- _Goal_
Report how many lines contain the word "Richards", with no other text.

- _Input records_
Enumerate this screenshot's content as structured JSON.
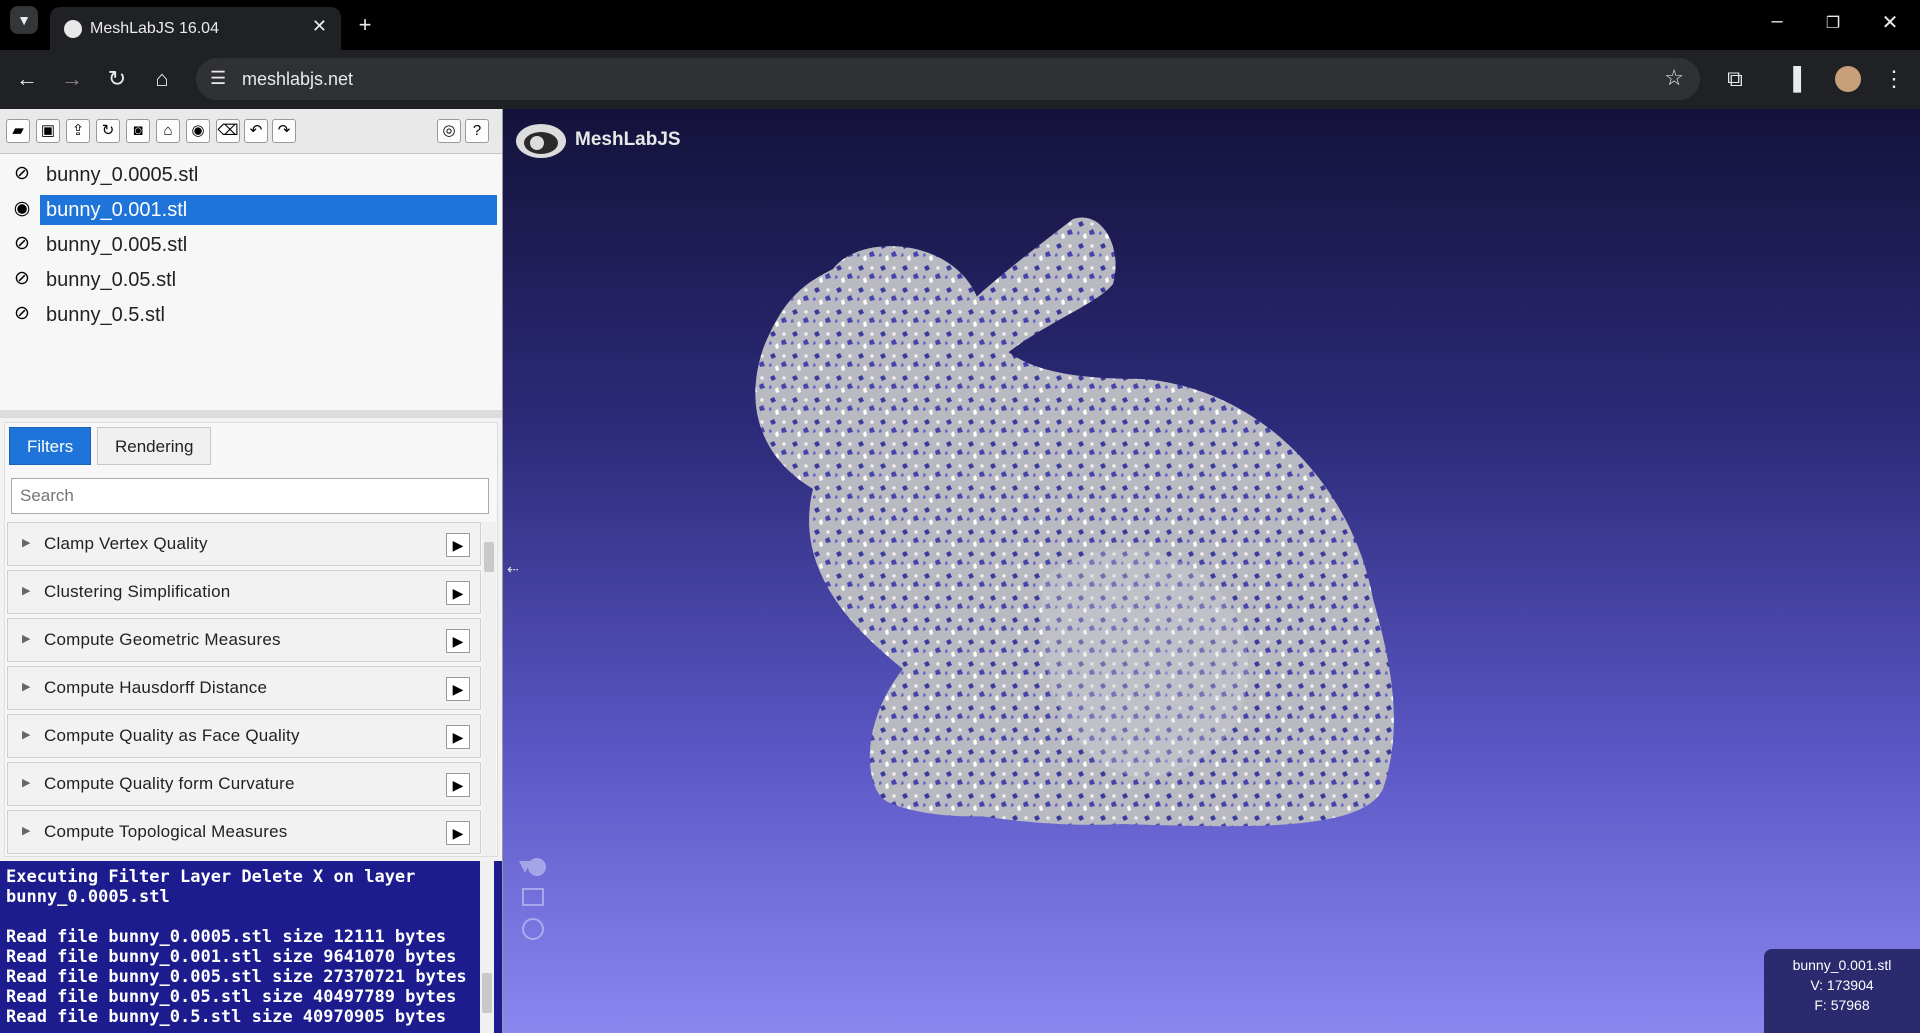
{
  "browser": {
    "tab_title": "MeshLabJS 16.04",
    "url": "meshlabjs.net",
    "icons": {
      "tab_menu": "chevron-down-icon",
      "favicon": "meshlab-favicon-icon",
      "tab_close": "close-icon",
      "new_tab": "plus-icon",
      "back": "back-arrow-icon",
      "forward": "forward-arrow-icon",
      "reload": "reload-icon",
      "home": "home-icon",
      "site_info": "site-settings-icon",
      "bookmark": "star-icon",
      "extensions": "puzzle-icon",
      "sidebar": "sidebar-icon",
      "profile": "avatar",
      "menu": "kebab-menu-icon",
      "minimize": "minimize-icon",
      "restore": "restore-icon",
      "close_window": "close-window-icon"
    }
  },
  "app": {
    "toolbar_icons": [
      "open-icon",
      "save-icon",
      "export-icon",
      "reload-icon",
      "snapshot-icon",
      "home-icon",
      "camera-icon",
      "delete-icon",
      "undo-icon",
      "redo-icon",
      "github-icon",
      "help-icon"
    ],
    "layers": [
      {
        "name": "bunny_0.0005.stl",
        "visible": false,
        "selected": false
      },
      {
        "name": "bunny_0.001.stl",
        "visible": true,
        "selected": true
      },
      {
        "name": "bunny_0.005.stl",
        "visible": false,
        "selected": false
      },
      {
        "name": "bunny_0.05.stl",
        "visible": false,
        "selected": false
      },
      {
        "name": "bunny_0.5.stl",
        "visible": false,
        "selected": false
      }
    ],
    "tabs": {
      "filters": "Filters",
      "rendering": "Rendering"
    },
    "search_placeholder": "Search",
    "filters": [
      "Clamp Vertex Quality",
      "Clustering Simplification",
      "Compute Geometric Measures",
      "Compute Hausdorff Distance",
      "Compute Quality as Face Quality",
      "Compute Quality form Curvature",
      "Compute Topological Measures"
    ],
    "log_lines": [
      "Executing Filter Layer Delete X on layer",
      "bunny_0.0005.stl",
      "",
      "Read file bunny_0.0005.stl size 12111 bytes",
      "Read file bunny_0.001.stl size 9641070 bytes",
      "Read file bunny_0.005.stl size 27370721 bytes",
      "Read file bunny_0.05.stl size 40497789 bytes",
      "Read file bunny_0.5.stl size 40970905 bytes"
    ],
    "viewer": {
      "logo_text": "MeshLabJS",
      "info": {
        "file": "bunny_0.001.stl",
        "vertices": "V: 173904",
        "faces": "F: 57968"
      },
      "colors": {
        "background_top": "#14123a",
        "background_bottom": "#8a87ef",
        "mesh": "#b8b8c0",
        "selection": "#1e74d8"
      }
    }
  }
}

---

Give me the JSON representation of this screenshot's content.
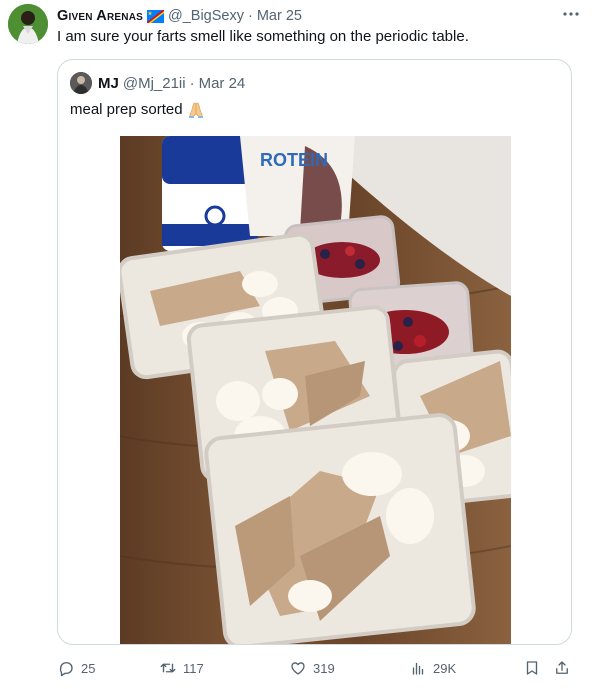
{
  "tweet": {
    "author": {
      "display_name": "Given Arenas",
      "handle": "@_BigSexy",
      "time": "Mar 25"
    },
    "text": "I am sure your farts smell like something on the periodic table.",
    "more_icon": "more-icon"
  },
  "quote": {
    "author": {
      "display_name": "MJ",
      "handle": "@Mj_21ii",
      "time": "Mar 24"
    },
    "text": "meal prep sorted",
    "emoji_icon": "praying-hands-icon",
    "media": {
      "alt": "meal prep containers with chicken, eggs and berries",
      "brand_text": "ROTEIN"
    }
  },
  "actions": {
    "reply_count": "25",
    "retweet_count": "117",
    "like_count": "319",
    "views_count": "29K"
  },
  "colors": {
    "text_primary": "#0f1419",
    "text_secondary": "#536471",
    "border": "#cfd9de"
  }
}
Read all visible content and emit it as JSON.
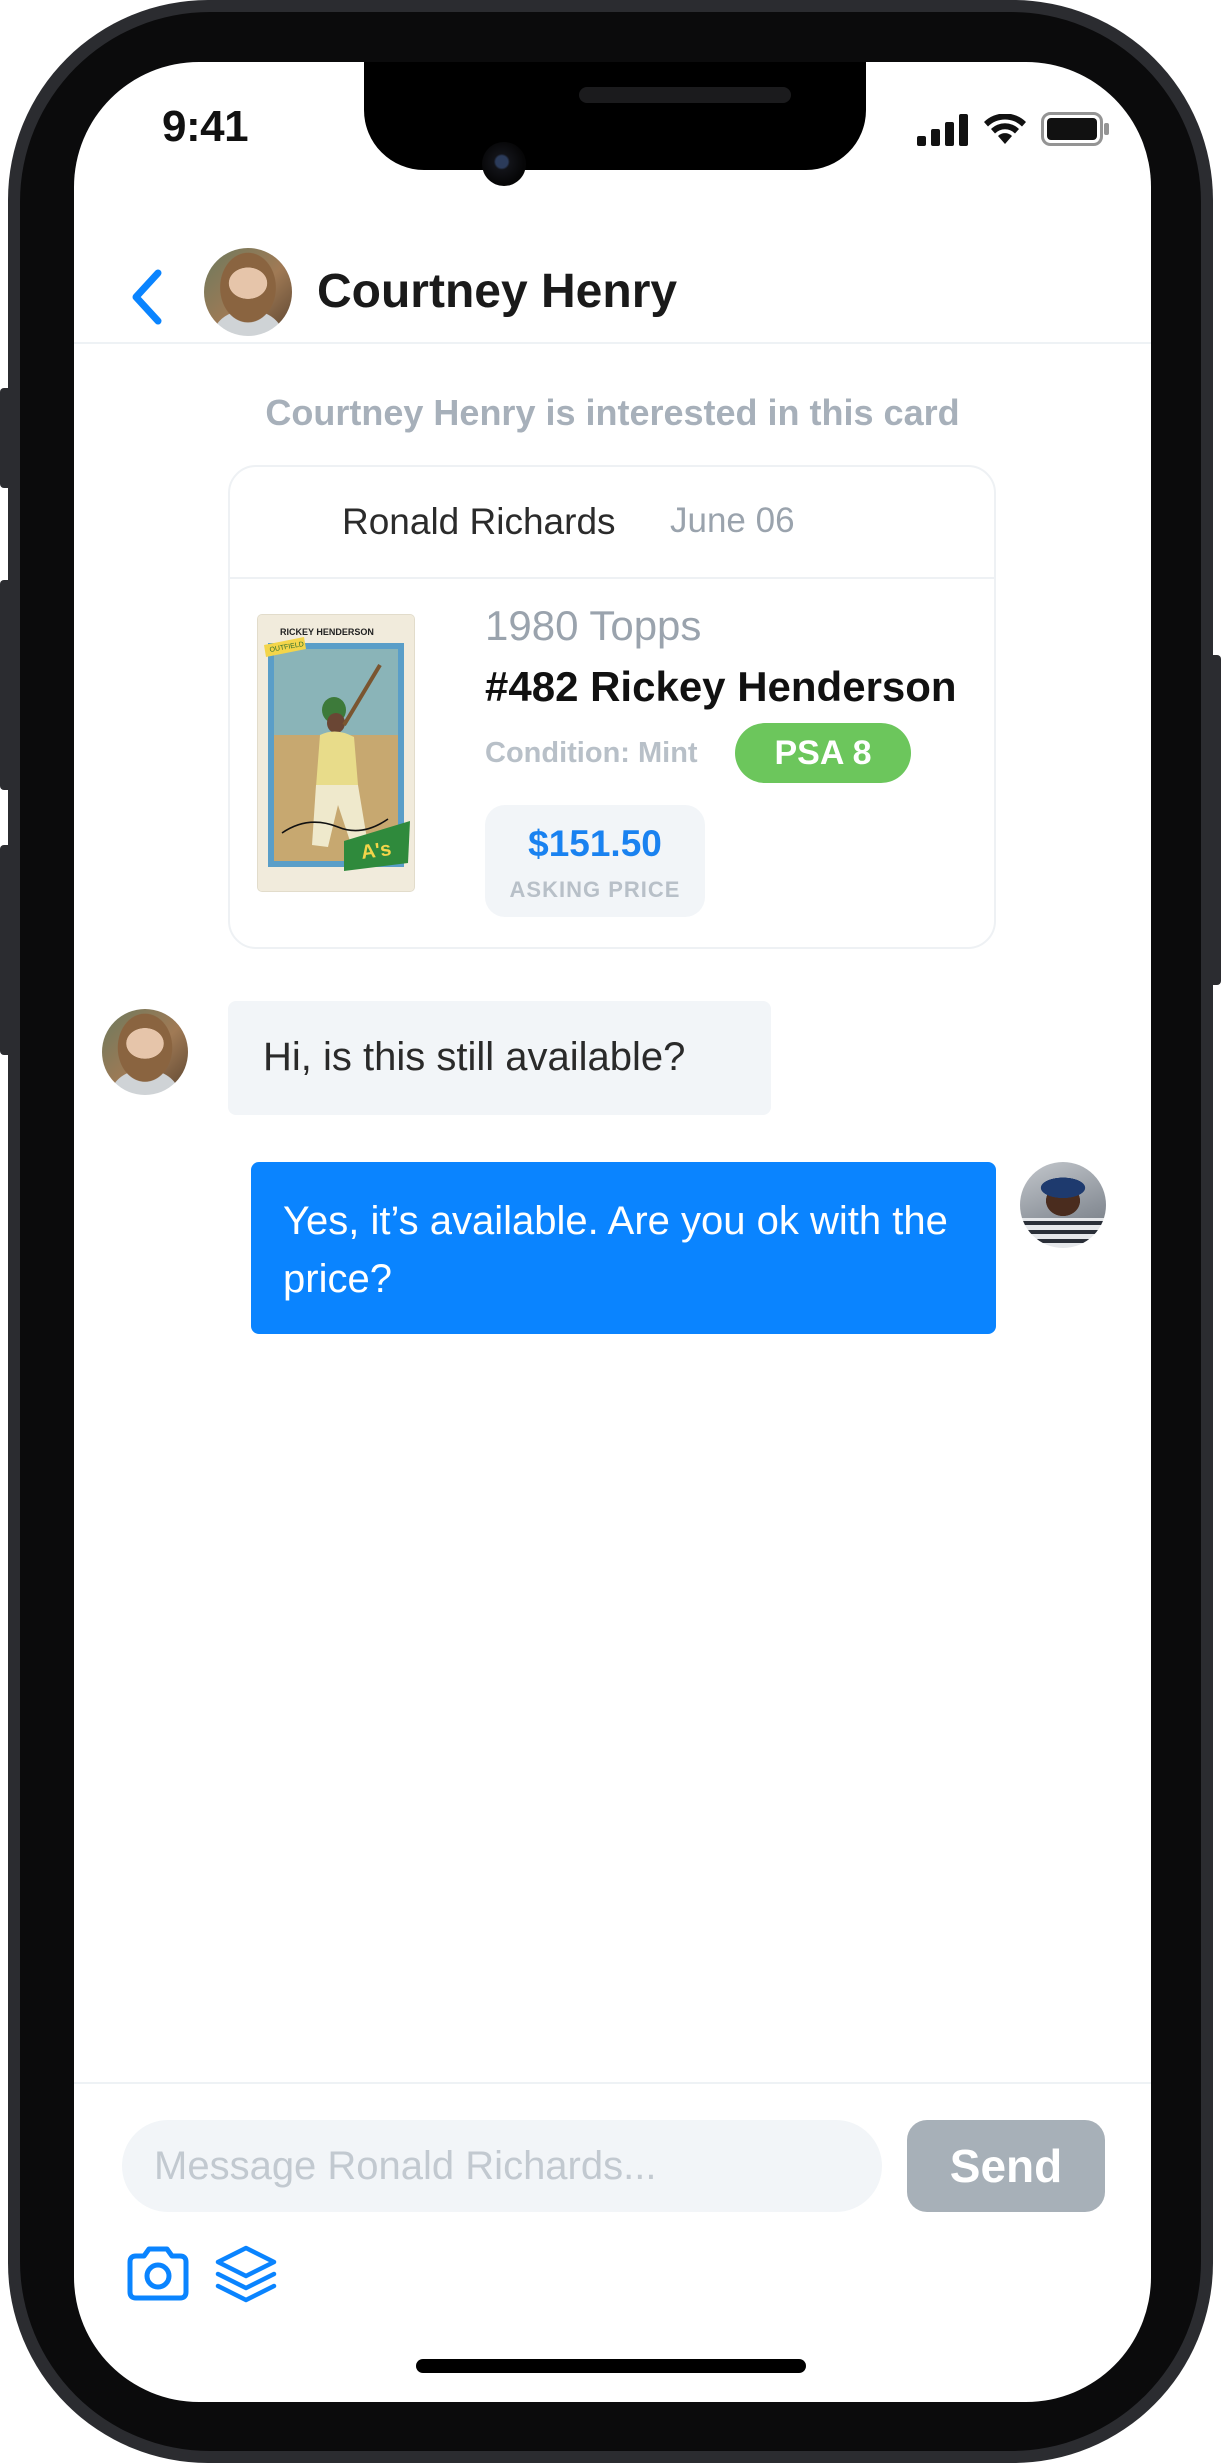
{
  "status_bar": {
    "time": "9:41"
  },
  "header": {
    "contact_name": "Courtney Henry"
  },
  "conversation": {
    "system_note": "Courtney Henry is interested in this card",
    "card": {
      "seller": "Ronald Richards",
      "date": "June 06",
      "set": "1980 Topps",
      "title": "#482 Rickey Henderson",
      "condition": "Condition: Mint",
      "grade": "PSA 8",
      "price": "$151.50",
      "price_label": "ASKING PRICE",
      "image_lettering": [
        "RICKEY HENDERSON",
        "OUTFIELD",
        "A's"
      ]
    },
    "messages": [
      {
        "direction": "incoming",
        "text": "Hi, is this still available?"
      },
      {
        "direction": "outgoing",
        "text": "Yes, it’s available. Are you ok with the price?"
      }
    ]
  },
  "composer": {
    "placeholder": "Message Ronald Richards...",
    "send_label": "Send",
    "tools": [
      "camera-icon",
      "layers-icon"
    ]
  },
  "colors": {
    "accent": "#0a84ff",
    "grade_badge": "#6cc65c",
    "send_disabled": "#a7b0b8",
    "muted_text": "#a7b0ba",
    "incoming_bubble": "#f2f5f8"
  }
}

- _Worked solution_
2